§ **RECORDS TO PROCESS**:
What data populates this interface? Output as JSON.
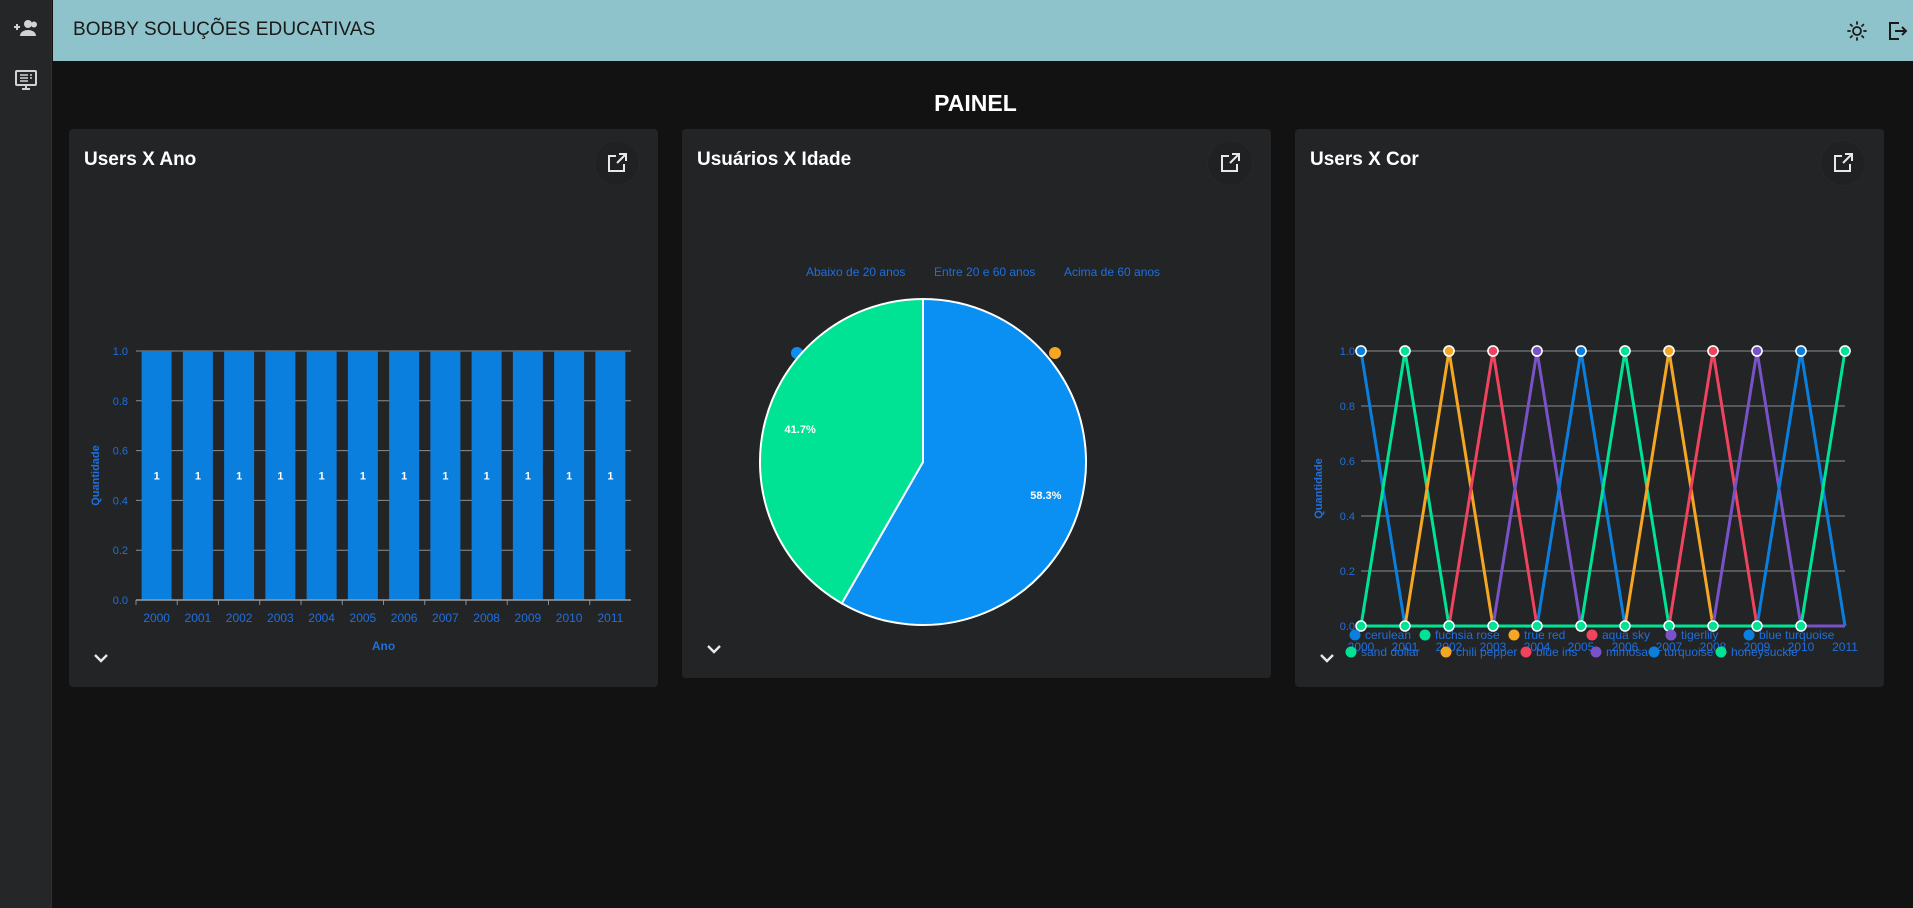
{
  "app": {
    "title": "BOBBY SOLUÇÕES EDUCATIVAS"
  },
  "page": {
    "title": "PAINEL"
  },
  "rail": {
    "icons": [
      "group-add-icon",
      "monitor-icon"
    ]
  },
  "toolbar": {
    "icons": [
      "brightness-icon",
      "logout-icon"
    ]
  },
  "cards": {
    "users_year": {
      "title": "Users X Ano"
    },
    "users_age": {
      "title": "Usuários X Idade"
    },
    "users_color": {
      "title": "Users X Cor"
    }
  },
  "colors": {
    "blue": "#0b7fdd",
    "pie_blue": "#0a8ff3",
    "green": "#00e394",
    "orange": "#f5a623",
    "red": "#f0435e",
    "purple": "#7a52c8",
    "text": "#1f6fe0",
    "appbar": "#8fc3cc"
  },
  "chart_data": [
    {
      "type": "bar",
      "title": "Users X Ano",
      "xlabel": "Ano",
      "ylabel": "Quantidade",
      "categories": [
        "2000",
        "2001",
        "2002",
        "2003",
        "2004",
        "2005",
        "2006",
        "2007",
        "2008",
        "2009",
        "2010",
        "2011"
      ],
      "values": [
        1,
        1,
        1,
        1,
        1,
        1,
        1,
        1,
        1,
        1,
        1,
        1
      ],
      "ylim": [
        0,
        1
      ],
      "yticks": [
        "0.0",
        "0.2",
        "0.4",
        "0.6",
        "0.8",
        "1.0"
      ],
      "data_labels": [
        "1",
        "1",
        "1",
        "1",
        "1",
        "1",
        "1",
        "1",
        "1",
        "1",
        "1",
        "1"
      ],
      "grid": true
    },
    {
      "type": "pie",
      "title": "Usuários X Idade",
      "legend": [
        "Abaixo de 20 anos",
        "Entre 20 e 60 anos",
        "Acima de 60 anos"
      ],
      "values": [
        58.3,
        41.7,
        0
      ],
      "labels": [
        "58.3%",
        "41.7%",
        ""
      ],
      "legend_position": "top"
    },
    {
      "type": "line",
      "title": "Users X Cor",
      "xlabel": "Ano",
      "ylabel": "Quantidade",
      "x": [
        "2000",
        "2001",
        "2002",
        "2003",
        "2004",
        "2005",
        "2006",
        "2007",
        "2008",
        "2009",
        "2010",
        "2011"
      ],
      "ylim": [
        0,
        1
      ],
      "yticks": [
        "0.0",
        "0.2",
        "0.4",
        "0.6",
        "0.8",
        "1.0"
      ],
      "grid": true,
      "legend_position": "bottom",
      "series": [
        {
          "name": "cerulean",
          "peak": 0,
          "color": "#0b7fdd"
        },
        {
          "name": "fuchsia rose",
          "peak": 1,
          "color": "#00e394"
        },
        {
          "name": "true red",
          "peak": 2,
          "color": "#f5a623"
        },
        {
          "name": "aqua sky",
          "peak": 3,
          "color": "#f0435e"
        },
        {
          "name": "tigerlily",
          "peak": 4,
          "color": "#7a52c8"
        },
        {
          "name": "blue turquoise",
          "peak": 5,
          "color": "#0b7fdd"
        },
        {
          "name": "sand dollar",
          "peak": 6,
          "color": "#00e394"
        },
        {
          "name": "chili pepper",
          "peak": 7,
          "color": "#f5a623"
        },
        {
          "name": "blue iris",
          "peak": 8,
          "color": "#f0435e"
        },
        {
          "name": "mimosa",
          "peak": 9,
          "color": "#7a52c8"
        },
        {
          "name": "turquoise",
          "peak": 10,
          "color": "#0b7fdd"
        },
        {
          "name": "honeysuckle",
          "peak": 11,
          "color": "#00e394"
        }
      ]
    }
  ]
}
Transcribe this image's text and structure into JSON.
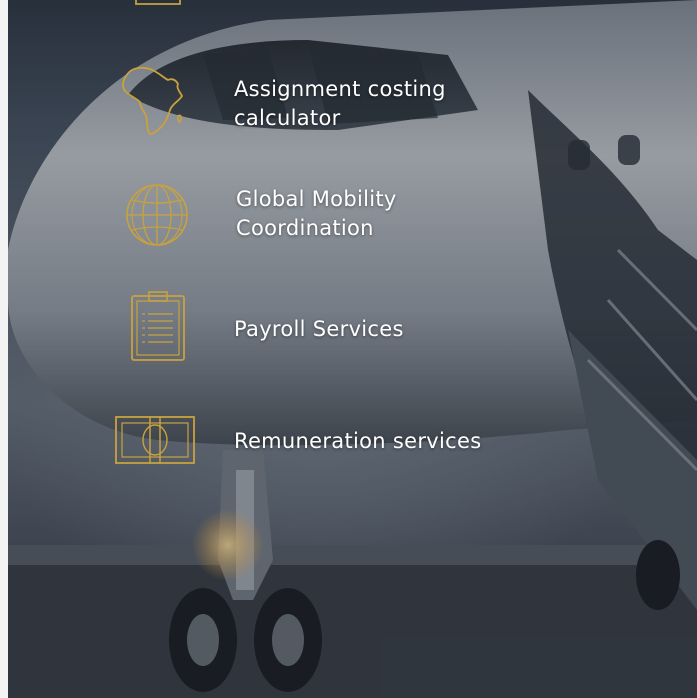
{
  "services": [
    {
      "label": "Assignment costing calculator",
      "icon": "africa-map-icon"
    },
    {
      "label": "Global Mobility Coordination",
      "icon": "globe-icon"
    },
    {
      "label": "Payroll Services",
      "icon": "clipboard-icon"
    },
    {
      "label": "Remuneration services",
      "icon": "banknote-icon"
    }
  ],
  "colors": {
    "icon_gold": "#c9a23c",
    "label_text": "#ffffff"
  }
}
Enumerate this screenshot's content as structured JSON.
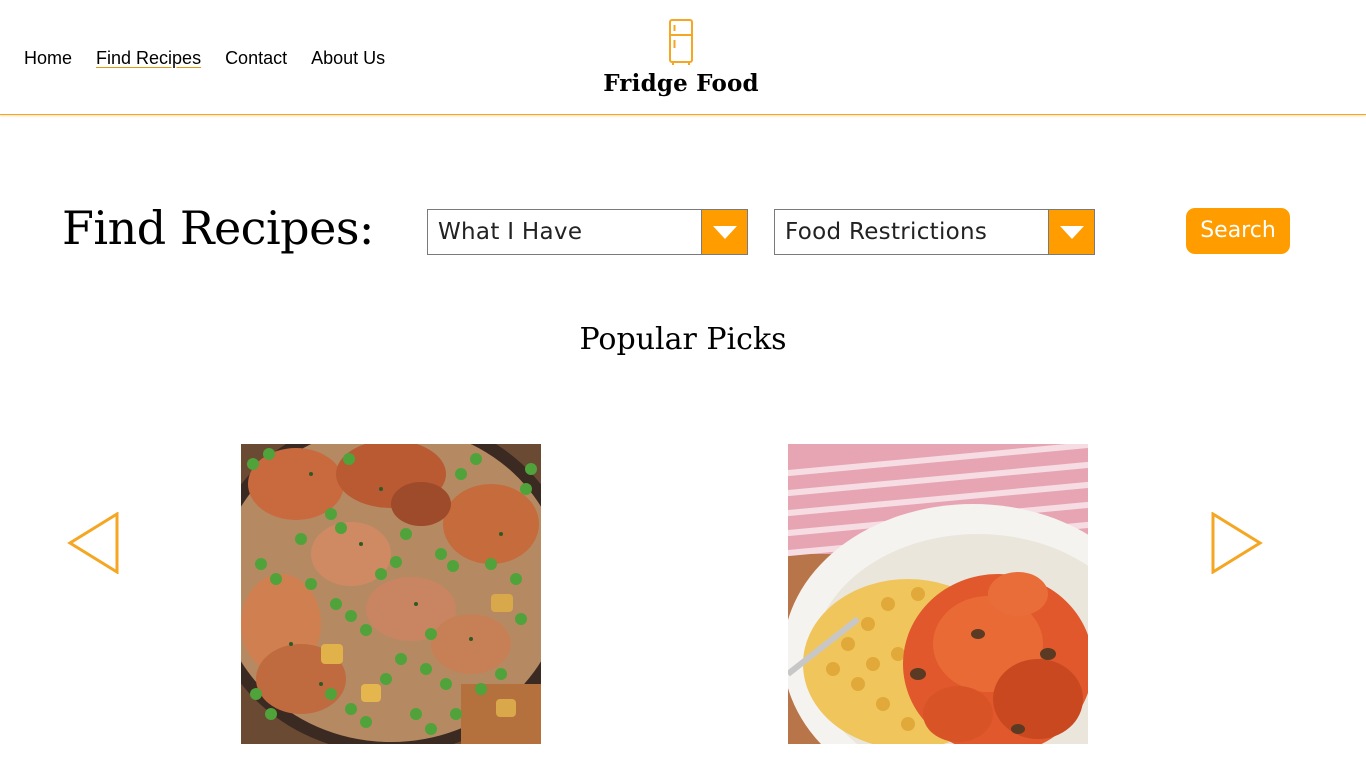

§ **WHAT THIS TASK INVOLVES**: In the material above, find each line that contains the word "anos", and select it.

§ **RESULT OF THIS TASK**:
        "Abaixo de 20 anos",
        "Entre 20 e 60 anos",
        "Acima de 60 anos"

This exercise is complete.